### Problem to solve
Reproduce word for word everything in the text on sapota growing from "Sapota is generally" down to "plantation gets older.".

### Text segment

= = = = =

Sapota commonly known as “chiku” is an important fruit crop in India. Sapota flowers throughout the year in tropical condition with two main seasons; July to November and February to March. Inside, its flesh ranges from a pale yellow to an earthy brown colour.  The fruit may be seedless or may have 3-5 black shinning seeds. It is an evergreen tree.


Soil & Climate

Sapota is a hardy tree that can be grown on a wide range of soils – sandy loam, red laterite and medium black that are well drained, deep and porous. It can be grown from sea level up to 1200m above MSL in dry and humid areas where temperature ranges between 110C - 340C. It prefers a warm and moist weather and coastal climate seems to be best suited.


Sapota is vegetatively propagated through approach or softwood grafting on ‘Khirnee’ Manilkara hexandra (Roxb.) rootstock.


Sapota is generally planted with a spacing of 10m x 10m or 12m x 12m depending on the variety and soil type. A closer spacing of 8 m x 8 m or 8 m x 4 m can be followed to accommodate more number of plants, but thinning of plants may have to be done as the plantation gets older.


Pits of 60 cm3 or 90 cm3 are dug and filled with farm yard manure + top soil. Early monsoon is the best season to plant. Care should be taken to keep the graft joint at least 15 cm above the ground level. The soil around the graft is firmly pressed to anchor the plant in place and staking is provided to avoid wind damage. The plants have to be watered and protected from scorching sun.

= = = = =

### Extracted entries
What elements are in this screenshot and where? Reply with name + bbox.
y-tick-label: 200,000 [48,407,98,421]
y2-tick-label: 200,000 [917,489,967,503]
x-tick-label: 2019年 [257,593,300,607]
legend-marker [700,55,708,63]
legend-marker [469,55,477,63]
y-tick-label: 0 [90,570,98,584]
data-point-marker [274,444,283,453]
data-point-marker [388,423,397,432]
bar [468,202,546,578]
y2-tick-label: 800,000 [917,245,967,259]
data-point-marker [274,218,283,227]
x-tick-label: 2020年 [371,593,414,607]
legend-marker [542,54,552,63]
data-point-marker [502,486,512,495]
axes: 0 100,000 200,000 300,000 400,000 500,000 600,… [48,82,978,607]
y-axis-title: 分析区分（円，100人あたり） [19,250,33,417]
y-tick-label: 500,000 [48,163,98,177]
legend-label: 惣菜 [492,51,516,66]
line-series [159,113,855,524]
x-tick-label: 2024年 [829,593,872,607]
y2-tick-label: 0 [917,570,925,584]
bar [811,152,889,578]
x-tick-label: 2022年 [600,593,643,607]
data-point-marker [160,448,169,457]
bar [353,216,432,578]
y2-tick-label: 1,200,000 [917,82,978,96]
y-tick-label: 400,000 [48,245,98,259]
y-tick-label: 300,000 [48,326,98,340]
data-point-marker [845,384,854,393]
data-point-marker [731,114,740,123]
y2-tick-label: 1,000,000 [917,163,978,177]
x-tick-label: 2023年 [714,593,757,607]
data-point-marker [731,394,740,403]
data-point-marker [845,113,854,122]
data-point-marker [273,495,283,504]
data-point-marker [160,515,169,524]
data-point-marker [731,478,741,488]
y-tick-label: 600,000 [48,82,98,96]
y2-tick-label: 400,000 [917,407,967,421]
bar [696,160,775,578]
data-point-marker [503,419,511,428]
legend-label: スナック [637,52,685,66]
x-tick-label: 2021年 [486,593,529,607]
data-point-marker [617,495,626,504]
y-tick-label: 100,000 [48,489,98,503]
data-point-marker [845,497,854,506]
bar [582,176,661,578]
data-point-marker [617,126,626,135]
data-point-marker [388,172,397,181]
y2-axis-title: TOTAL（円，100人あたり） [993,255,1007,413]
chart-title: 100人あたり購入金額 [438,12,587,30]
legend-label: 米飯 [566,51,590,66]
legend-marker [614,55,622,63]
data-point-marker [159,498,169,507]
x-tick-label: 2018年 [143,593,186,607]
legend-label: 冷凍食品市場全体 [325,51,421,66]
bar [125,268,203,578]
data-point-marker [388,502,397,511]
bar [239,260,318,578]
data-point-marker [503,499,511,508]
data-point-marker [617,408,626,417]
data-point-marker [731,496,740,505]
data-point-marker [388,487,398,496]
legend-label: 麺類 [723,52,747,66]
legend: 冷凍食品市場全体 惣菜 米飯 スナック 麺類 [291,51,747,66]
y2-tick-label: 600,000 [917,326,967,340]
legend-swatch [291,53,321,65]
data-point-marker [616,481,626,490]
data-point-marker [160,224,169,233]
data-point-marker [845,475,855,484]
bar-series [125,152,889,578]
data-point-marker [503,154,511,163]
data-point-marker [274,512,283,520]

= = = = =

### Response to the task
Sapota is generally planted with a spacing of 10m x 10m or 12m x 12m depending on the variety and soil type. A closer spacing of 8 m x 8 m or 8 m x 4 m can be followed to accommodate more number of plants, but thinning of plants may have to be done as the plantation gets older.